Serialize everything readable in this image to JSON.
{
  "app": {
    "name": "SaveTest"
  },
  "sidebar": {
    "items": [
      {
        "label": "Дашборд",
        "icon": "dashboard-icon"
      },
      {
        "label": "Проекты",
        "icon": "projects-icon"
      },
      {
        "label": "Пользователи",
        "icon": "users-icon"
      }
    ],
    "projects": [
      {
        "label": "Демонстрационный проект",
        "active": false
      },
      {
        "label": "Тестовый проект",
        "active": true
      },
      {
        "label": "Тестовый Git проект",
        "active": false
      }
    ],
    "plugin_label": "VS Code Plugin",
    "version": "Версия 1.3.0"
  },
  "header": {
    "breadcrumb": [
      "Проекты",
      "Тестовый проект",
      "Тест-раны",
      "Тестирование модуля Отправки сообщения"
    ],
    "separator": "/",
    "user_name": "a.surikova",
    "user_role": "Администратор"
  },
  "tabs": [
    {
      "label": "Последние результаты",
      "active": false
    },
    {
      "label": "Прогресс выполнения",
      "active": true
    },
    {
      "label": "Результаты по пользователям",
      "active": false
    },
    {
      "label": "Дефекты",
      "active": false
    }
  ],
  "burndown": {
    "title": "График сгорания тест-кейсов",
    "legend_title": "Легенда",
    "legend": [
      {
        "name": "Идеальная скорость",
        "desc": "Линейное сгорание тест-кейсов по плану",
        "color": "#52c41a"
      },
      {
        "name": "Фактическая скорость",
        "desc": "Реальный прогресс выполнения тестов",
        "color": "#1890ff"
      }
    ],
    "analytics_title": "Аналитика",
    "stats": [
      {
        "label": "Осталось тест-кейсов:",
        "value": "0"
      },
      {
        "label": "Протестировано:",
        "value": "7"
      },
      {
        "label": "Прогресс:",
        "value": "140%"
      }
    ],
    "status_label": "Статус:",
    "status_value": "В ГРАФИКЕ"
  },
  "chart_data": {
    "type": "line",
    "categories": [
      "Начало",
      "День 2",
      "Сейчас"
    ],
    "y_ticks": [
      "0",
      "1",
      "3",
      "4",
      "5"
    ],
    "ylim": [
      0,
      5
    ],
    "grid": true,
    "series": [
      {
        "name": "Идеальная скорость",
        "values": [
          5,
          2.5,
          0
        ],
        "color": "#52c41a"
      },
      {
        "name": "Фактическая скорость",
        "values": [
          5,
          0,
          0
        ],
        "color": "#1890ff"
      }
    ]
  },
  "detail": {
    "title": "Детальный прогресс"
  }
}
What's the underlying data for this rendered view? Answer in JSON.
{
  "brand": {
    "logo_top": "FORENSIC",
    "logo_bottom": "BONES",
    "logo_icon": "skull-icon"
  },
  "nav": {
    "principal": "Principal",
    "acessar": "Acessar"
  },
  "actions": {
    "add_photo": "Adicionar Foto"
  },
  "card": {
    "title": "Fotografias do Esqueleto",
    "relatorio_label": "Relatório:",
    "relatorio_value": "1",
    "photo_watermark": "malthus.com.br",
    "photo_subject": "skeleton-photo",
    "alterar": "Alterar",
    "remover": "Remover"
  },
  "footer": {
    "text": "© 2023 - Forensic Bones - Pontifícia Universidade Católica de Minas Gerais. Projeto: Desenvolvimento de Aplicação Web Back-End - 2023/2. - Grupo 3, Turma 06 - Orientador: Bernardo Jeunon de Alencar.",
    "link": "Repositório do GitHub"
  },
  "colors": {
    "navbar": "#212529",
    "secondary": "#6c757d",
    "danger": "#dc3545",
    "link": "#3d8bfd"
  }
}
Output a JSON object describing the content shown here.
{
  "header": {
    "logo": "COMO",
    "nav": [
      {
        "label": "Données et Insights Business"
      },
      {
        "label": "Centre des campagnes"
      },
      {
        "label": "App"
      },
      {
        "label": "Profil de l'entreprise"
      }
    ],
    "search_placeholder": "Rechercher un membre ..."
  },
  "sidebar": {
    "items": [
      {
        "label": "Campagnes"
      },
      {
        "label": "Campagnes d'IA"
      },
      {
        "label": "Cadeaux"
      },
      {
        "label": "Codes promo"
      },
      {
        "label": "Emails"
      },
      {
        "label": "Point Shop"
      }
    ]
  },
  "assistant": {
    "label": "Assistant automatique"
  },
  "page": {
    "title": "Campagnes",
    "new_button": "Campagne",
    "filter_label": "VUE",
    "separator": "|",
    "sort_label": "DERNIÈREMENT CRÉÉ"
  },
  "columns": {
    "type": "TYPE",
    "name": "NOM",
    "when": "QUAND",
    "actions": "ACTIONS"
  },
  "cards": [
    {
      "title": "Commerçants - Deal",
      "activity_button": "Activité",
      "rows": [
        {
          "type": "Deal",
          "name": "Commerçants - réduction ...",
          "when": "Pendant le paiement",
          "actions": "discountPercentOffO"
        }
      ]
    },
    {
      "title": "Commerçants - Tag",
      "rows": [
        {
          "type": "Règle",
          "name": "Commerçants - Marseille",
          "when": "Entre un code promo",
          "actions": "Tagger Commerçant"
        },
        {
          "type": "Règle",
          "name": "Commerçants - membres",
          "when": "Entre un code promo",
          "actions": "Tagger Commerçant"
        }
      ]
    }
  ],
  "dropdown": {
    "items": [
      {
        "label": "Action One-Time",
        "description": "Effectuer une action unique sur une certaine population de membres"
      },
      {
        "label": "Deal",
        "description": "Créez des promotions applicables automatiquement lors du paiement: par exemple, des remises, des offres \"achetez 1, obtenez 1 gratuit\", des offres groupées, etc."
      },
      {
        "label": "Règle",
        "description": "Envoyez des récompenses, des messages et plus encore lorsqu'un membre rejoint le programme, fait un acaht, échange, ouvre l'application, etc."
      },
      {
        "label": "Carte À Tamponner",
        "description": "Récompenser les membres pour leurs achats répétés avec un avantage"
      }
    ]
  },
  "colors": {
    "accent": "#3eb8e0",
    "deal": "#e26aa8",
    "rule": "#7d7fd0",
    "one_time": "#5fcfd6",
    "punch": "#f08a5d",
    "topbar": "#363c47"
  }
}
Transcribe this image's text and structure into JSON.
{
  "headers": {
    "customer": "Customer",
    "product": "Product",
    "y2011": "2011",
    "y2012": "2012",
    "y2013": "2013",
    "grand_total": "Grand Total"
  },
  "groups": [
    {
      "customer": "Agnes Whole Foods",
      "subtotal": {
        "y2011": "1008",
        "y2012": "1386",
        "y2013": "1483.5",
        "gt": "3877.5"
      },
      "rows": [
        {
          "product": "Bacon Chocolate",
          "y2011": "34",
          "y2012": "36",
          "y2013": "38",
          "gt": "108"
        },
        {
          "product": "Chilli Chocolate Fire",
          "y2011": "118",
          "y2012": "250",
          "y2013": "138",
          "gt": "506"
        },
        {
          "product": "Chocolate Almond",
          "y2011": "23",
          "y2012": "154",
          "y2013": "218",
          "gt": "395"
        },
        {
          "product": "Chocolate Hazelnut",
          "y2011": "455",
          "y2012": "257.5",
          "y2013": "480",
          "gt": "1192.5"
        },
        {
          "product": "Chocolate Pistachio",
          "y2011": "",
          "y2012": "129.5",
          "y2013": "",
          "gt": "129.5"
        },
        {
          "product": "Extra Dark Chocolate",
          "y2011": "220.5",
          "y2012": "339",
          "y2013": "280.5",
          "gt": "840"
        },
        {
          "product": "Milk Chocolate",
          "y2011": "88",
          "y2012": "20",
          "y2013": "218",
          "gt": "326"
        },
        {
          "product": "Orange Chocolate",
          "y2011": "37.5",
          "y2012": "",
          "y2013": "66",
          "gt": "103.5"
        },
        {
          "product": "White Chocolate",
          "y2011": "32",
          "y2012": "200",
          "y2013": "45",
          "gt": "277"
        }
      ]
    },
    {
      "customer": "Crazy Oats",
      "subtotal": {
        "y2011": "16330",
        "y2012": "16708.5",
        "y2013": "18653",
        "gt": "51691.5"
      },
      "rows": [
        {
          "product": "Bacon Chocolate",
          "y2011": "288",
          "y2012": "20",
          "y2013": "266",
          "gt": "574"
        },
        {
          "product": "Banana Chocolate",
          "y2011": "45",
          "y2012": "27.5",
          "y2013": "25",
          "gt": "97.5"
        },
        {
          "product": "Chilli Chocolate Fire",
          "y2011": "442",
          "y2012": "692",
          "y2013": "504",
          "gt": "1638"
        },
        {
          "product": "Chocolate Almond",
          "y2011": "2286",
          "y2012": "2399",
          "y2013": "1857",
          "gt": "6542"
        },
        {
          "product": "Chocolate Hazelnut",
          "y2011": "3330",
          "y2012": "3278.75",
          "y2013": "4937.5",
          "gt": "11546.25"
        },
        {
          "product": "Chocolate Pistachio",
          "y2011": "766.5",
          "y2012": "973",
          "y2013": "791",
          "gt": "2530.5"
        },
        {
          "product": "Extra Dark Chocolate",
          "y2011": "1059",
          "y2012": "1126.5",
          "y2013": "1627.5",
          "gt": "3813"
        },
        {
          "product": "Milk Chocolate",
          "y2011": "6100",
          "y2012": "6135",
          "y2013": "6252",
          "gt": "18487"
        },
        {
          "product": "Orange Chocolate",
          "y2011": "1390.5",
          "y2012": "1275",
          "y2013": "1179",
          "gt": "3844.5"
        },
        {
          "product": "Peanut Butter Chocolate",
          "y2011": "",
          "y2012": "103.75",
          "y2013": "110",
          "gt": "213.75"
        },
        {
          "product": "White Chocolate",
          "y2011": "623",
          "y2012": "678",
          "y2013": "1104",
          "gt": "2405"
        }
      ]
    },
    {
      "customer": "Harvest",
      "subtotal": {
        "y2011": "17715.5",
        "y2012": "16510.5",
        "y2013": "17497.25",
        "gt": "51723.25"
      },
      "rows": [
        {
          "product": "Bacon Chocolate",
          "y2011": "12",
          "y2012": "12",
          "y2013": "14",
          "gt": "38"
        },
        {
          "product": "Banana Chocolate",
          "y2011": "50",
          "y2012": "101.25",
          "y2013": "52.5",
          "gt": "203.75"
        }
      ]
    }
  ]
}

_ _ _ _ _

> [Short task] Gather all lines from the listing above in which "image" occurs.

> [Solution for this problem]
Serialize everything readable in this image to JSON.
Transcribe this image's text and structure into JSON.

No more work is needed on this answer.